(Task) Report only the number of lines in this material that include the string "joint".
** BEGIN Dataset content **
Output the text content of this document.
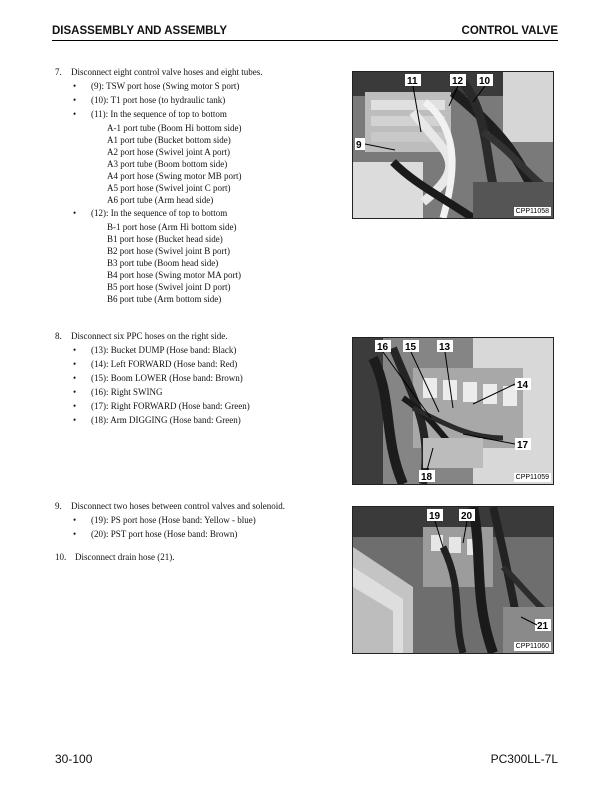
DISASSEMBLY AND ASSEMBLY	CONTROL VALVE
7. Disconnect eight control valve hoses and eight tubes.
• (9): TSW port hose (Swing motor S port)
• (10): T1 port hose (to hydraulic tank)
• (11): In the sequence of top to bottom
A-1 port tube (Boom Hi bottom side)
A1 port tube (Bucket bottom side)
A2 port hose (Swivel joint A port)
A3 port tube (Boom bottom side)
A4 port hose (Swing motor MB port)
A5 port hose (Swivel joint C port)
A6 port tube (Arm head side)
• (12): In the sequence of top to bottom
B-1 port hose (Arm Hi bottom side)
B1 port hose (Bucket head side)
B2 port hose (Swivel joint B port)
B3 port tube (Boom head side)
B4 port hose (Swing motor MA port)
B5 port hose (Swivel joint D port)
B6 port tube (Arm bottom side)
11	12 10
9
CPP11058
8. Disconnect six PPC hoses on the right side.
• (13): Bucket DUMP (Hose band: Black)
• (14): Left FORWARD (Hose band: Red)
• (15): Boom LOWER (Hose band: Brown)
• (16): Right SWING
• (17): Right FORWARD (Hose band: Green)
• (18): Arm DIGGING (Hose band: Green)
16 15 13
14
17
18	CPP11059
9. Disconnect two hoses between control valves and solenoid.
• (19): PS port hose (Hose band: Yellow - blue)
• (20): PST port hose (Hose band: Brown)
10. Disconnect drain hose (21).
19 20
21
CPP11060
30-100	PC300LL-7L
** END Dataset content **
(Reply to the exercise) 4